## STORED ROWS
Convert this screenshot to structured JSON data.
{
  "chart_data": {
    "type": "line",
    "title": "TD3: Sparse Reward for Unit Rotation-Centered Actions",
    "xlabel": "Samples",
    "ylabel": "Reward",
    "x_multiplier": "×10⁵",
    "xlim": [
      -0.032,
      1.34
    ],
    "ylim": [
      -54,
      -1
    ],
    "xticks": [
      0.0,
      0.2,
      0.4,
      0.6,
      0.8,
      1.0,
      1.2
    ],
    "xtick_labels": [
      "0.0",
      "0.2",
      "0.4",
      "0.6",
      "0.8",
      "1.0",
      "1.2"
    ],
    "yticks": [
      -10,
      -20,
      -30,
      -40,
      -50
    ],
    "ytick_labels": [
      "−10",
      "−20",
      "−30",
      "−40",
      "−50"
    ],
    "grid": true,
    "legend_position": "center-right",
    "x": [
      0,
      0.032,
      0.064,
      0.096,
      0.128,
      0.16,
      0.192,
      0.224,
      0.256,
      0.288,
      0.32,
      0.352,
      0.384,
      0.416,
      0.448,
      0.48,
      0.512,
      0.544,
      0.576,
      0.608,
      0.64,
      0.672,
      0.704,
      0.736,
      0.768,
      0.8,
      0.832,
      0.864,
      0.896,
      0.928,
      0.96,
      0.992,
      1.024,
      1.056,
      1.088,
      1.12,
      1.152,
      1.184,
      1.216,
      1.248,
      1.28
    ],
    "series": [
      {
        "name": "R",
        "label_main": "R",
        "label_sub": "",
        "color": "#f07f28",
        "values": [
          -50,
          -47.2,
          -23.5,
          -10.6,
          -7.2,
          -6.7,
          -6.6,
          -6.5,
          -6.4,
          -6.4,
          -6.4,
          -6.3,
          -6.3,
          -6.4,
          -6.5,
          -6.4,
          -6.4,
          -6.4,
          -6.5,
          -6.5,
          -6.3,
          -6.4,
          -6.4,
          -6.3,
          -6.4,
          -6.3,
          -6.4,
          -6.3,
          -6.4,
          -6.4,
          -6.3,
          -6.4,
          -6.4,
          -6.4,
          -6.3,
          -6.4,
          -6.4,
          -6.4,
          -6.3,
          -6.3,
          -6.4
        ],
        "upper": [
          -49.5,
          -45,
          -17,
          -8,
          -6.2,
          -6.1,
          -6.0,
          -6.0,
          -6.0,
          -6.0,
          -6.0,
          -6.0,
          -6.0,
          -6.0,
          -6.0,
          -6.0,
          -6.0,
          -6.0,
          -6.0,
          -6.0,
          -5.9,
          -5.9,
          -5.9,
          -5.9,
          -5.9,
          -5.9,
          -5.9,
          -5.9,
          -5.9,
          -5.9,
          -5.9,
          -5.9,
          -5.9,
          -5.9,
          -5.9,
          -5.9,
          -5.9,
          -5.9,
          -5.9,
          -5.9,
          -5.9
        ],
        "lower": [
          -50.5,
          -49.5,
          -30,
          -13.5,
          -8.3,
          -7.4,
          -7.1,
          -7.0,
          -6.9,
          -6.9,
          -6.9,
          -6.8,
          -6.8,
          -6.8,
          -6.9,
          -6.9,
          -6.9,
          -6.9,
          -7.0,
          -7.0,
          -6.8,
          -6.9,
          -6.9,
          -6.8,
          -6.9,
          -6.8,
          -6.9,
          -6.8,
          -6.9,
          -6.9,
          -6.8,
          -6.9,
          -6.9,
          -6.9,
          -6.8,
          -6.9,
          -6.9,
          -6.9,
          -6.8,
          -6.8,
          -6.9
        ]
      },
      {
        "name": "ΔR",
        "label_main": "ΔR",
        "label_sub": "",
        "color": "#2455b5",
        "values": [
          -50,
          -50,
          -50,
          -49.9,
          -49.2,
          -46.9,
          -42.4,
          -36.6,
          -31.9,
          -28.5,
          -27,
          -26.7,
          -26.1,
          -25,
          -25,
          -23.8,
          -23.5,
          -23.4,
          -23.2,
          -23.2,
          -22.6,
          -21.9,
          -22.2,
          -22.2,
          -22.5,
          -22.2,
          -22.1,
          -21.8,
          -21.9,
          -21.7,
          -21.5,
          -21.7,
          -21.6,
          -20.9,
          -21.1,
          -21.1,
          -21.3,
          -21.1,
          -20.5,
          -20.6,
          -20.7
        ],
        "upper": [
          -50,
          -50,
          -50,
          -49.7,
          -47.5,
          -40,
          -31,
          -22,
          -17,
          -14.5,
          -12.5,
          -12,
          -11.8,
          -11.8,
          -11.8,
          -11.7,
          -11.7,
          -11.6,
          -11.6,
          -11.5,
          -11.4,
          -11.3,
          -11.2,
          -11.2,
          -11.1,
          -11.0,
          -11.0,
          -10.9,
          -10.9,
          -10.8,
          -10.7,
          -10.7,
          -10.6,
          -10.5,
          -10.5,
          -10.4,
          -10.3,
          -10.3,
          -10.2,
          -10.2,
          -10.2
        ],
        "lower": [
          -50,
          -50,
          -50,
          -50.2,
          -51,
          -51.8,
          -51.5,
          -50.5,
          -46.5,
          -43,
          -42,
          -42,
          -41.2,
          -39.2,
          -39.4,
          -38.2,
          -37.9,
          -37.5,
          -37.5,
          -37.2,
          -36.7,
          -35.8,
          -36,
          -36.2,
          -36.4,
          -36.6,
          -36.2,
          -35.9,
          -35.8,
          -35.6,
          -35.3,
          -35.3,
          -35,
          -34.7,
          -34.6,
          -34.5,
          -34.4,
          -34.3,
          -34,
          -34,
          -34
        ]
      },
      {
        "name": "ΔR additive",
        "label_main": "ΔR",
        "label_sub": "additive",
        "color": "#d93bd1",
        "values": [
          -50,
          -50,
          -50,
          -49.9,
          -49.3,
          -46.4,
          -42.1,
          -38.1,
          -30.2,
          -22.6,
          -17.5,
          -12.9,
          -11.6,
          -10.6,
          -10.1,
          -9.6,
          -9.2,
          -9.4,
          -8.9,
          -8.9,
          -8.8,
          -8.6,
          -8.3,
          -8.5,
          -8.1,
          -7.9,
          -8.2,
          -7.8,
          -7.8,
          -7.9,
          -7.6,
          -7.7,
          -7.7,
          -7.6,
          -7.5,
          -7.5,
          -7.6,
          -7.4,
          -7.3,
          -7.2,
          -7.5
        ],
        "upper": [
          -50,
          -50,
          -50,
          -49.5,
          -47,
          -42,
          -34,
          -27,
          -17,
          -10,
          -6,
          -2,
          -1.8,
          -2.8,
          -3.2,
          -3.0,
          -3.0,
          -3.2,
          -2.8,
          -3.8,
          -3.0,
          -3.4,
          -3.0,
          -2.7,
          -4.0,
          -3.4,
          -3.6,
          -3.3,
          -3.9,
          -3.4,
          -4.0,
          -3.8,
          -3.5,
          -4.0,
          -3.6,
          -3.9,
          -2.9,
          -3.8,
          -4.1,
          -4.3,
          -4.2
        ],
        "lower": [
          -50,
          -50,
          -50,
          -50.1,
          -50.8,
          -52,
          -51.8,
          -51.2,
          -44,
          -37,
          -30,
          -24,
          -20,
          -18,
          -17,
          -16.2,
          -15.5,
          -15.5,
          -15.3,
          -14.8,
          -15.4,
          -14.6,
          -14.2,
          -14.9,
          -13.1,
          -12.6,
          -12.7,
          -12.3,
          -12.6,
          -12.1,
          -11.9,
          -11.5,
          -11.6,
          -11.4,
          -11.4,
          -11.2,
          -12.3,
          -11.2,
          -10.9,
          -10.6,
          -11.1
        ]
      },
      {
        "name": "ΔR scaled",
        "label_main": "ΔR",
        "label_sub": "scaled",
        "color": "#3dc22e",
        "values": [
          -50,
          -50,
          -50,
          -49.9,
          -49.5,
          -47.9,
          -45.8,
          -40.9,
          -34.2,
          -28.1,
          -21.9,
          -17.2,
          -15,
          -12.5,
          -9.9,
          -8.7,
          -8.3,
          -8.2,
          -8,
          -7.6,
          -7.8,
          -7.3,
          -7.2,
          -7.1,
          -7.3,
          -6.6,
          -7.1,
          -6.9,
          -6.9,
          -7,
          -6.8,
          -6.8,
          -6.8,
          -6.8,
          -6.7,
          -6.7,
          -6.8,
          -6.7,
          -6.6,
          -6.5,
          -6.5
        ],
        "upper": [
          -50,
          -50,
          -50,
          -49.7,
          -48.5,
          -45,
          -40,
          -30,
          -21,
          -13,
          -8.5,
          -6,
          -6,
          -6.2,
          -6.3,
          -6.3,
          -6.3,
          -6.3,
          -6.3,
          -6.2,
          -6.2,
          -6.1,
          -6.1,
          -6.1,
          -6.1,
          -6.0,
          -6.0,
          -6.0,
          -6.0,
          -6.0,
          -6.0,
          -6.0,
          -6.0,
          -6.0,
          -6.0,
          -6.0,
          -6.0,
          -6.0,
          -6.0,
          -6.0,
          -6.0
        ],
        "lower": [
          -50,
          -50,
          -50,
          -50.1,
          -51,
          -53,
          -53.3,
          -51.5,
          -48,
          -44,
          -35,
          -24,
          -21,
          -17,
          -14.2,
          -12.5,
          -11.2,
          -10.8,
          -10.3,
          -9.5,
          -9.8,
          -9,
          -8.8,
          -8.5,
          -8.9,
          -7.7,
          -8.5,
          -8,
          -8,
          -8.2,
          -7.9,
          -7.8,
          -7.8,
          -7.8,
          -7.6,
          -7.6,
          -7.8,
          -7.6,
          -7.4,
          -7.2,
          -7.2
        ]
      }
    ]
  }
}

## TASK BRIEF
Check each line of the records above for the word "additive", then give the number of lines that have it, with no other words.

## ANSWER TO THIS PROBLEM
2